## start Available records

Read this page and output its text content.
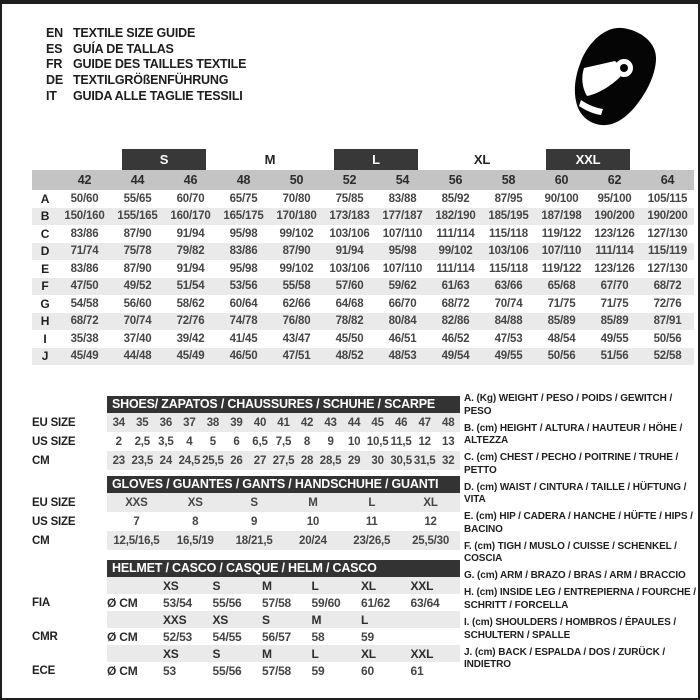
EN TEXTILE SIZE GUIDE
ES GUÍA DE TALLAS
FR GUIDE DES TAILLES TEXTILE
DE TEXTILGRÖßENFÜHRUNG
IT	GUIDA ALLE TAGLIE TESSILI
S	M	L	XL	XXL
42	44	46	48	50	52	54	56	58	60	62	64
A	50/60	55/65	60/70	65/75	70/80	75/85	83/88	85/92	87/95	90/100	95/100	105/115
B	150/160	155/165	160/170	165/175	170/180	173/183	177/187	182/190	185/195	187/198	190/200	190/200
C	83/86	87/90	91/94	95/98	99/102	103/106	107/110	111/114	115/118	119/122	123/126	127/130
D	71/74	75/78	79/82	83/86	87/90	91/94	95/98	99/102	103/106	107/110	111/114	115/119
E	83/86	87/90	91/94	95/98	99/102	103/106	107/110	111/114	115/118	119/122	123/126	127/130
F	47/50	49/52	51/54	53/56	55/58	57/60	59/62	61/63	63/66	65/68	67/70	68/72
G	54/58	56/60	58/62	60/64	62/66	64/68	66/70	68/72	70/74	71/75	71/75	72/76
H	68/72	70/74	72/76	74/78	76/80	78/82	80/84	82/86	84/88	85/89	85/89	87/91
I	35/38	37/40	39/42	41/45	43/47	45/50	46/51	46/52	47/53	48/54	49/55	50/56
J	45/49	44/48	45/49	46/50	47/51	48/52	48/53	49/54	49/55	50/56	51/56	52/58
SHOES/ ZAPATOS / CHAUSSURES / SCHUHE / SCARPE
EU SIZE	34 35 36 37 38 39 40 41 42 43 44 45 46 47 48
US SIZE	2	2,5 3,5	4	5	6	6,5 7,5	8	9	10 10,5 11,5 12 13
CM	23 23,5 24 24,5 25,5 26 27 27,5 28 28,5 29 30 30,5 31,5 32
GLOVES / GUANTES / GANTS / HANDSCHUHE / GUANTI
EU SIZE	XXS	XS	S	M	L	XL
US SIZE	7	8	9	10	11	12
CM	12,5/16,5	16,5/19	18/21,5	20/24	23/26,5	25,5/30
HELMET / CASCO / CASQUE / HELM / CASCO
XS	S	M	L	XL	XXL
FIA	Ø CM	53/54	55/56	57/58	59/60	61/62	63/64
XXS	XS	S	M	L
CMR	Ø CM	52/53	54/55	56/57	58	59
XS	S	M	L	XL	XXL
ECE	Ø CM	53	55/56	57/58	59	60	61
A. (Kg) WEIGHT / PESO / POIDS / GEWITCH / PESO
B. (cm) HEIGHT / ALTURA / HAUTEUR / HÖHE / ALTEZZA
C. (cm) CHEST / PECHO / POITRINE / TRUHE / PETTO
D. (cm) WAIST / CINTURA / TAILLE / HÜFTUNG / VITA
E. (cm) HIP / CADERA / HANCHE / HÜFTE / HIPS / BACINO
F. (cm) TIGH / MUSLO / CUISSE / SCHENKEL / COSCIA
G. (cm) ARM / BRAZO / BRAS / ARM / BRACCIO
H. (cm) INSIDE LEG / ENTREPIERNA / FOURCHE / SCHRITT / FORCELLA
I. (cm) SHOULDERS / HOMBROS / ÉPAULES / SCHULTERN / SPALLE
J. (cm) BACK / ESPALDA / DOS / ZURÜCK / INDIETRO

## end Available records

# Task description
Gather up every line in the data above that contains the word "TEXTILE", copying each one.

# Exercise response
EN TEXTILE SIZE GUIDE
FR GUIDE DES TAILLES TEXTILE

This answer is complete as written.